* GIVEN EXERCISE
Copy out the data below verbatim.

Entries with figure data

+--

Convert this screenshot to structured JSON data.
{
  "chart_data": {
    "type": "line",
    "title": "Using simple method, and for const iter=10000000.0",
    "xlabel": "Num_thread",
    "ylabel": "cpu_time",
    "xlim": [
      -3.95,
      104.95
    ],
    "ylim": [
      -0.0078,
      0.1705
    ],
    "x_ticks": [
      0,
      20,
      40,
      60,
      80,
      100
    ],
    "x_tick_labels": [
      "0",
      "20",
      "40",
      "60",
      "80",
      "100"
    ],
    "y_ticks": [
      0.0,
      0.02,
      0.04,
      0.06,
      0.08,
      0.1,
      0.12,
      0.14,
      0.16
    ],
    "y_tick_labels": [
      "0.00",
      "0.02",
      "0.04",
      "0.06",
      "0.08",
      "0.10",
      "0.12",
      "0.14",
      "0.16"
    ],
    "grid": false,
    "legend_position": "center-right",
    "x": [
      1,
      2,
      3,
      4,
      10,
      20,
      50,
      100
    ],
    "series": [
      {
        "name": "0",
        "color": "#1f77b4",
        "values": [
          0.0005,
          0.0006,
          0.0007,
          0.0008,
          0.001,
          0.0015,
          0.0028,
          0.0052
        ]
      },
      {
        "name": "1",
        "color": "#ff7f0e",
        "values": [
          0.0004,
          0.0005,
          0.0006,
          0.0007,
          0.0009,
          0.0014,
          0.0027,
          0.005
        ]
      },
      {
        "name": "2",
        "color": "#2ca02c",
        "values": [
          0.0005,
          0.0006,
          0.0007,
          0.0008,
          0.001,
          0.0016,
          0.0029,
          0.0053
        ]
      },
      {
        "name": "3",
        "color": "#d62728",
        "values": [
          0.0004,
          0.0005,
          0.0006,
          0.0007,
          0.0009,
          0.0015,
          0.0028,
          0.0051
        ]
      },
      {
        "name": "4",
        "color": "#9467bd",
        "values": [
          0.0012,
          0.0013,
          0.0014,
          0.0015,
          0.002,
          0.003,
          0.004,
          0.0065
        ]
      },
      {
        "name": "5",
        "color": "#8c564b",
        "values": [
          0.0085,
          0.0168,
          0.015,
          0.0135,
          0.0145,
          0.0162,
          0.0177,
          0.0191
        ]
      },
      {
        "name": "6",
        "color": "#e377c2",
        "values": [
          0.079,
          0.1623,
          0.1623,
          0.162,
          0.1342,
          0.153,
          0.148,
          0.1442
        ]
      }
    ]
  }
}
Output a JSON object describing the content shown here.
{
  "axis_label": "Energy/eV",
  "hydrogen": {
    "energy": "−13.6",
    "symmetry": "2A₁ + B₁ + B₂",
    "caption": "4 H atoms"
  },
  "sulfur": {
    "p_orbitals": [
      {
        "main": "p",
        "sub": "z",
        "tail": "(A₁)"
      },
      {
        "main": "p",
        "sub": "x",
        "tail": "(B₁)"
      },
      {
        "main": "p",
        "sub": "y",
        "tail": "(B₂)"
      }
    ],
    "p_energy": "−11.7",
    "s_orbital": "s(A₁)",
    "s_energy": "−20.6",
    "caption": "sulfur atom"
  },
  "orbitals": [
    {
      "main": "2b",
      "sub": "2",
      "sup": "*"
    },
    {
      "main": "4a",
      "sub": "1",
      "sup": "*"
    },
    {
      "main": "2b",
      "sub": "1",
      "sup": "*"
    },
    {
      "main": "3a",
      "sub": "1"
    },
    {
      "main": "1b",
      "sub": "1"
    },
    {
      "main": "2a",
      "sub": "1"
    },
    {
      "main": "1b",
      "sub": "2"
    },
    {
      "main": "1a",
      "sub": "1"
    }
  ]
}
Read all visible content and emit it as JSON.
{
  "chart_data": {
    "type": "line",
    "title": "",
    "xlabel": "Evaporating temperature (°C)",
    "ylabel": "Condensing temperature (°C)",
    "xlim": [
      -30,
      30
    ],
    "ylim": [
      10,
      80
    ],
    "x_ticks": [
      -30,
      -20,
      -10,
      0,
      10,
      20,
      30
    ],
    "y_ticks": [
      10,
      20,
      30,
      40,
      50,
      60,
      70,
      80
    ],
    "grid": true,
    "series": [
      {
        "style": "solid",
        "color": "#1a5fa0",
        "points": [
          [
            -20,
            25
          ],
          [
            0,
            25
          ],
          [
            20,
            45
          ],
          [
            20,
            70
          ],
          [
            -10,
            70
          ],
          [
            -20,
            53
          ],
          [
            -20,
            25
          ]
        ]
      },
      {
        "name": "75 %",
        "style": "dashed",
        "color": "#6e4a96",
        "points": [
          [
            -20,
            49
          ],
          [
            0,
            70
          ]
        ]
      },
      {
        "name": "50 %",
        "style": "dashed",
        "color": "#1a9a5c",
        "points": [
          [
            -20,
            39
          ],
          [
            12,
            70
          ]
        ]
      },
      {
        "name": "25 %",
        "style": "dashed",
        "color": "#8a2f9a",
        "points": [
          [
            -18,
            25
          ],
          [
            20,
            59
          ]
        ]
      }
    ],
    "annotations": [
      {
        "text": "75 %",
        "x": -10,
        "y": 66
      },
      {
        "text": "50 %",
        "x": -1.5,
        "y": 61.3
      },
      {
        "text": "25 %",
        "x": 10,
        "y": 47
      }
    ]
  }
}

+--

* RESPONSE TO THE TASK
Convert this screenshot to structured JSON data.
{
  "chart_data": {
    "type": "line",
    "title": "Using simple method, and for const iter=10000000.0",
    "xlabel": "Num_thread",
    "ylabel": "cpu_time",
    "xlim": [
      -3.95,
      104.95
    ],
    "ylim": [
      -0.0078,
      0.1705
    ],
    "x_ticks": [
      0,
      20,
      40,
      60,
      80,
      100
    ],
    "x_tick_labels": [
      "0",
      "20",
      "40",
      "60",
      "80",
      "100"
    ],
    "y_ticks": [
      0.0,
      0.02,
      0.04,
      0.06,
      0.08,
      0.1,
      0.12,
      0.14,
      0.16
    ],
    "y_tick_labels": [
      "0.00",
      "0.02",
      "0.04",
      "0.06",
      "0.08",
      "0.10",
      "0.12",
      "0.14",
      "0.16"
    ],
    "grid": false,
    "legend_position": "center-right",
    "x": [
      1,
      2,
      3,
      4,
      10,
      20,
      50,
      100
    ],
    "series": [
      {
        "name": "0",
        "color": "#1f77b4",
        "values": [
          0.0005,
          0.0006,
          0.0007,
          0.0008,
          0.001,
          0.0015,
          0.0028,
          0.0052
        ]
      },
      {
        "name": "1",
        "color": "#ff7f0e",
        "values": [
          0.0004,
          0.0005,
          0.0006,
          0.0007,
          0.0009,
          0.0014,
          0.0027,
          0.005
        ]
      },
      {
        "name": "2",
        "color": "#2ca02c",
        "values": [
          0.0005,
          0.0006,
          0.0007,
          0.0008,
          0.001,
          0.0016,
          0.0029,
          0.0053
        ]
      },
      {
        "name": "3",
        "color": "#d62728",
        "values": [
          0.0004,
          0.0005,
          0.0006,
          0.0007,
          0.0009,
          0.0015,
          0.0028,
          0.0051
        ]
      },
      {
        "name": "4",
        "color": "#9467bd",
        "values": [
          0.0012,
          0.0013,
          0.0014,
          0.0015,
          0.002,
          0.003,
          0.004,
          0.0065
        ]
      },
      {
        "name": "5",
        "color": "#8c564b",
        "values": [
          0.0085,
          0.0168,
          0.015,
          0.0135,
          0.0145,
          0.0162,
          0.0177,
          0.0191
        ]
      },
      {
        "name": "6",
        "color": "#e377c2",
        "values": [
          0.079,
          0.1623,
          0.1623,
          0.162,
          0.1342,
          0.153,
          0.148,
          0.1442
        ]
      }
    ]
  }
}
Output a JSON object describing the content shown here.
{
  "axis_label": "Energy/eV",
  "hydrogen": {
    "energy": "−13.6",
    "symmetry": "2A₁ + B₁ + B₂",
    "caption": "4 H atoms"
  },
  "sulfur": {
    "p_orbitals": [
      {
        "main": "p",
        "sub": "z",
        "tail": "(A₁)"
      },
      {
        "main": "p",
        "sub": "x",
        "tail": "(B₁)"
      },
      {
        "main": "p",
        "sub": "y",
        "tail": "(B₂)"
      }
    ],
    "p_energy": "−11.7",
    "s_orbital": "s(A₁)",
    "s_energy": "−20.6",
    "caption": "sulfur atom"
  },
  "orbitals": [
    {
      "main": "2b",
      "sub": "2",
      "sup": "*"
    },
    {
      "main": "4a",
      "sub": "1",
      "sup": "*"
    },
    {
      "main": "2b",
      "sub": "1",
      "sup": "*"
    },
    {
      "main": "3a",
      "sub": "1"
    },
    {
      "main": "1b",
      "sub": "1"
    },
    {
      "main": "2a",
      "sub": "1"
    },
    {
      "main": "1b",
      "sub": "2"
    },
    {
      "main": "1a",
      "sub": "1"
    }
  ]
}
Read all visible content and emit it as JSON.
{
  "chart_data": {
    "type": "line",
    "title": "",
    "xlabel": "Evaporating temperature (°C)",
    "ylabel": "Condensing temperature (°C)",
    "xlim": [
      -30,
      30
    ],
    "ylim": [
      10,
      80
    ],
    "x_ticks": [
      -30,
      -20,
      -10,
      0,
      10,
      20,
      30
    ],
    "y_ticks": [
      10,
      20,
      30,
      40,
      50,
      60,
      70,
      80
    ],
    "grid": true,
    "series": [
      {
        "style": "solid",
        "color": "#1a5fa0",
        "points": [
          [
            -20,
            25
          ],
          [
            0,
            25
          ],
          [
            20,
            45
          ],
          [
            20,
            70
          ],
          [
            -10,
            70
          ],
          [
            -20,
            53
          ],
          [
            -20,
            25
          ]
        ]
      },
      {
        "name": "75 %",
        "style": "dashed",
        "color": "#6e4a96",
        "points": [
          [
            -20,
            49
          ],
          [
            0,
            70
          ]
        ]
      },
      {
        "name": "50 %",
        "style": "dashed",
        "color": "#1a9a5c",
        "points": [
          [
            -20,
            39
          ],
          [
            12,
            70
          ]
        ]
      },
      {
        "name": "25 %",
        "style": "dashed",
        "color": "#8a2f9a",
        "points": [
          [
            -18,
            25
          ],
          [
            20,
            59
          ]
        ]
      }
    ],
    "annotations": [
      {
        "text": "75 %",
        "x": -10,
        "y": 66
      },
      {
        "text": "50 %",
        "x": -1.5,
        "y": 61.3
      },
      {
        "text": "25 %",
        "x": 10,
        "y": 47
      }
    ]
  }
}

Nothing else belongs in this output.